Return the lines where the word "icon" occurs.

━━━ Provided records ━━━

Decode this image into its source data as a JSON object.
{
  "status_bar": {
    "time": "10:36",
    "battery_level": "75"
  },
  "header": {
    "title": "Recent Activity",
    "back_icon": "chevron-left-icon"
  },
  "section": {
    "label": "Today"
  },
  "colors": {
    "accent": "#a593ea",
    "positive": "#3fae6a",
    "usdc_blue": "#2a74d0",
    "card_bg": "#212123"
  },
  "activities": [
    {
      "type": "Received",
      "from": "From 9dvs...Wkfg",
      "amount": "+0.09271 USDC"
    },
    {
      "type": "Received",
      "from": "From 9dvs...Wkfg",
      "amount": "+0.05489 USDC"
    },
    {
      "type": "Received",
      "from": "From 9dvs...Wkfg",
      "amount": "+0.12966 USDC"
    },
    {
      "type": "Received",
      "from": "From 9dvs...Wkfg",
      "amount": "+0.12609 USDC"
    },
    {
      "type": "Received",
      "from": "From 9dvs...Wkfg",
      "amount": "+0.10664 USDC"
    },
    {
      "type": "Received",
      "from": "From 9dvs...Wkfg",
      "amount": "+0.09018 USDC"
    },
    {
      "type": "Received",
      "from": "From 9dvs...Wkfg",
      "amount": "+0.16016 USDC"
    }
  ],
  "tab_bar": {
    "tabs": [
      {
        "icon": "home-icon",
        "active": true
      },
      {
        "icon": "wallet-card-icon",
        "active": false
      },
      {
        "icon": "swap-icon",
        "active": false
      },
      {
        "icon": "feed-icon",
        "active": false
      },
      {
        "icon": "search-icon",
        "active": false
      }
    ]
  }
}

━━━

» Final answer
    "back_icon": "chevron-left-icon"
        "icon": "home-icon",
        "icon": "wallet-card-icon",
        "icon": "swap-icon",
        "icon": "feed-icon",
        "icon": "search-icon",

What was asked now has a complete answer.